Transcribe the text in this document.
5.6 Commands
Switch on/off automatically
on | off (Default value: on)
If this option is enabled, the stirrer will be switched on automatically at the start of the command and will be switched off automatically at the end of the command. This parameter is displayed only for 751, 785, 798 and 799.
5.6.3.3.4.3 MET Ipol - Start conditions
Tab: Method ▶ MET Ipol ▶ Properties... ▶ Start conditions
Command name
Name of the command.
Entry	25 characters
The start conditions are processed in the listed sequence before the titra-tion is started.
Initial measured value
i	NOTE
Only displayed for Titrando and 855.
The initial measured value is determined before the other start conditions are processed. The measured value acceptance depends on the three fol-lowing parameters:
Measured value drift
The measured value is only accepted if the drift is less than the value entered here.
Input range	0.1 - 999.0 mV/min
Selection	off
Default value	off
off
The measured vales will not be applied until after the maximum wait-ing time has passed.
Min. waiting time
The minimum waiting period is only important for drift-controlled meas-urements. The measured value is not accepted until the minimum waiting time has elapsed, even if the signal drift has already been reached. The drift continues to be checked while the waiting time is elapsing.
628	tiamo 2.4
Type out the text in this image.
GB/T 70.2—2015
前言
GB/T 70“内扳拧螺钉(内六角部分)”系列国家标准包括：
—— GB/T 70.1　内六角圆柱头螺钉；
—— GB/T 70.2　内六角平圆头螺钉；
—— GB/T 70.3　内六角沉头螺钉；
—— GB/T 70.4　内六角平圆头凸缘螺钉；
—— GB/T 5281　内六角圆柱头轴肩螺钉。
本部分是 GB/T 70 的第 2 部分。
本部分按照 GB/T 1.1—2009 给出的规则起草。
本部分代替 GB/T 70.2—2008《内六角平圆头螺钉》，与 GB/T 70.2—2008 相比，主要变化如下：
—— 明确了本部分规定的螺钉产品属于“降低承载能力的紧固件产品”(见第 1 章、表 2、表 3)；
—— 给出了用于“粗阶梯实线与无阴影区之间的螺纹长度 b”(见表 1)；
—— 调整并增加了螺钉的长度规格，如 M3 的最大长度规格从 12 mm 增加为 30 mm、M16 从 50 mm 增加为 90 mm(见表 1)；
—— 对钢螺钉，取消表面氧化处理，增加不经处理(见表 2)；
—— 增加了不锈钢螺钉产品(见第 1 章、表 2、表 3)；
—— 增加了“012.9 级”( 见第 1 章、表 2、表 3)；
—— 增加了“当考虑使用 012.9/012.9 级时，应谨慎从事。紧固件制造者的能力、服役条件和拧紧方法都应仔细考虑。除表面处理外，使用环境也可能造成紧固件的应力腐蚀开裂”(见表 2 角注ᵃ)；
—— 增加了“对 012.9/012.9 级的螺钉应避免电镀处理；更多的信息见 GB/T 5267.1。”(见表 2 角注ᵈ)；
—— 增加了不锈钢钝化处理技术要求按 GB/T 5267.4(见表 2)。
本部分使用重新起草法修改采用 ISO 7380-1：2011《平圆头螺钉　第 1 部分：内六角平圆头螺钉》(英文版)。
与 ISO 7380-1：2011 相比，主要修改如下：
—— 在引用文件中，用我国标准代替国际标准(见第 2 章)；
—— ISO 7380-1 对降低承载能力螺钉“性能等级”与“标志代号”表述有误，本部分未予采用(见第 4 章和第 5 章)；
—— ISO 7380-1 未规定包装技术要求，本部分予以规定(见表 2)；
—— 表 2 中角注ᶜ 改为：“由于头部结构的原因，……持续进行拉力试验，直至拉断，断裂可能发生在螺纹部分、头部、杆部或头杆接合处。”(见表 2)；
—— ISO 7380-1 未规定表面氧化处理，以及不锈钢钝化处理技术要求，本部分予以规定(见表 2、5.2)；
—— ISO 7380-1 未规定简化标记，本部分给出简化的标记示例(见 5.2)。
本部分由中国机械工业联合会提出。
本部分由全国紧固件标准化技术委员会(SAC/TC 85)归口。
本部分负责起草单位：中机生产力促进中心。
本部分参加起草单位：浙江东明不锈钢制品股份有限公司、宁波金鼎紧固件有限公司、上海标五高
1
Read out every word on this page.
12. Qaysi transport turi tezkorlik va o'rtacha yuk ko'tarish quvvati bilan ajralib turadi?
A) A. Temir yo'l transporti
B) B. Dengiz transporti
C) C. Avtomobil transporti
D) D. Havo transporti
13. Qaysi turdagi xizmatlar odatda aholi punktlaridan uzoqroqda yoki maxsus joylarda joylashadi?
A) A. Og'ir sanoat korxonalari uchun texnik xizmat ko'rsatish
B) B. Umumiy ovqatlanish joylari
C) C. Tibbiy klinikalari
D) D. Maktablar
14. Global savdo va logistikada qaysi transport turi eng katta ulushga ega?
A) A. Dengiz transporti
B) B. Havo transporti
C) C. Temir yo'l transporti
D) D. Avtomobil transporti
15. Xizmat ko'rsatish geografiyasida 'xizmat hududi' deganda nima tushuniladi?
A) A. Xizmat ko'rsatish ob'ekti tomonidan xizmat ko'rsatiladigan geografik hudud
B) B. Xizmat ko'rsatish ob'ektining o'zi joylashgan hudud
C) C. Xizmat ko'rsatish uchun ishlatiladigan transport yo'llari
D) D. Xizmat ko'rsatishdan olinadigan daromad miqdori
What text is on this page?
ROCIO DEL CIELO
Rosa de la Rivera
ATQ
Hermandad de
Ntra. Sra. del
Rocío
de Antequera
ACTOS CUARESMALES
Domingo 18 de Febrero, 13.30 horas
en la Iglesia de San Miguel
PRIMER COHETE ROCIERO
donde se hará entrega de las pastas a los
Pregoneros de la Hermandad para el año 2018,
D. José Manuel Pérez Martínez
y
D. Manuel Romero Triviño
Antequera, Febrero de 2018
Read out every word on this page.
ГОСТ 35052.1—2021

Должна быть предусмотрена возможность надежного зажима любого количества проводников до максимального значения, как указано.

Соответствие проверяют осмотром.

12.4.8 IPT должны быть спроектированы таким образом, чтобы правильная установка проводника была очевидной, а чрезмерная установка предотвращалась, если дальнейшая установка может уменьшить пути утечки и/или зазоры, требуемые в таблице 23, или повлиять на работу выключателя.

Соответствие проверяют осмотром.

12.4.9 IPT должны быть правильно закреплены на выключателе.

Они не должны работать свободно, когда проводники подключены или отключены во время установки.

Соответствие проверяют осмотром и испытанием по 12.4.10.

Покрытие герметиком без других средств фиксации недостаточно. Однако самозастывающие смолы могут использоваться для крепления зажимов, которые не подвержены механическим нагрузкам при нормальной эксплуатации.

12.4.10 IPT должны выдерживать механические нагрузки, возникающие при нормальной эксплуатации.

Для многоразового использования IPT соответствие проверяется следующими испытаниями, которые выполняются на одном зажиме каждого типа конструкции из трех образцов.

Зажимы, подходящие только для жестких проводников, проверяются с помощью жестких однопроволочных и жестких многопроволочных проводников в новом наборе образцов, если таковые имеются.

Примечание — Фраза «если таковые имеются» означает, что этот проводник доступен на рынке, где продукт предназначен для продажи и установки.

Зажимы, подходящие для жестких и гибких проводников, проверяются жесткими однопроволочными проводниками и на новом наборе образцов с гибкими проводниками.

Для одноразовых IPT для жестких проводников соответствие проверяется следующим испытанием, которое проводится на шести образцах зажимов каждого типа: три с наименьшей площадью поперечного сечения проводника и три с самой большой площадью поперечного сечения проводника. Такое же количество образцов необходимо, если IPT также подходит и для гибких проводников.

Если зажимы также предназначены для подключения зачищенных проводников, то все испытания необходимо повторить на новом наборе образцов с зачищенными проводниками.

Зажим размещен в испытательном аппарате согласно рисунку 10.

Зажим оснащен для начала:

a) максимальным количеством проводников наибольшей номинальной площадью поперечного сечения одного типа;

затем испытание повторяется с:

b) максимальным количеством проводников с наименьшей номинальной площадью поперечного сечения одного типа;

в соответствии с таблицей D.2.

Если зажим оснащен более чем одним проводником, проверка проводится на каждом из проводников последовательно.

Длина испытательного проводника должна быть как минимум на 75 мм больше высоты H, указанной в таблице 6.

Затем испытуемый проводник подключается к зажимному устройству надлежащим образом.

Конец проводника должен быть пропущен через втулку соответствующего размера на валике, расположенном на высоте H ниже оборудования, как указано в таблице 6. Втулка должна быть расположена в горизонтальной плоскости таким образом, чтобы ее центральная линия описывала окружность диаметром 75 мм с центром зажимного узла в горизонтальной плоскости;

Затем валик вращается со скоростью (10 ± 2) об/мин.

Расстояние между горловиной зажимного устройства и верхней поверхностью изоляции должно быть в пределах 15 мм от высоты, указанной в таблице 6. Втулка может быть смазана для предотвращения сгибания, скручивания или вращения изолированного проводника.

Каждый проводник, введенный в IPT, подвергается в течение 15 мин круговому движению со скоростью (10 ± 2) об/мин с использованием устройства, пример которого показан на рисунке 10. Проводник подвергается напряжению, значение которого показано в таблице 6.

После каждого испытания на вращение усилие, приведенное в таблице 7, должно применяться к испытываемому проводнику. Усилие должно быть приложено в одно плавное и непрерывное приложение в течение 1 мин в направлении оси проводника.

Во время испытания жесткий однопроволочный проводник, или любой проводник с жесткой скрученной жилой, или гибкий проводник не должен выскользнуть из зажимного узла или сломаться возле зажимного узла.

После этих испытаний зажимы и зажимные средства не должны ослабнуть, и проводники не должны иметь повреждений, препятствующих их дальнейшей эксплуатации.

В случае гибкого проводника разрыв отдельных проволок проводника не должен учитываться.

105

_ _ _ _ _ _ _

**TASK TO COMPLETE**
Select all lines with the word "высоты" from the entries above.

**ANSWER TO THIS TASK**
Длина испытательного проводника должна быть как минимум на 75 мм больше высоты H, указанной в таблице 6.
Расстояние между горловиной зажимного устройства и верхней поверхностью изоляции должно быть в пределах 15 мм от высоты, указанной в таблице 6. Втулка может быть смазана для предотвращения сгибания, скручивания или вращения изолированного проводника.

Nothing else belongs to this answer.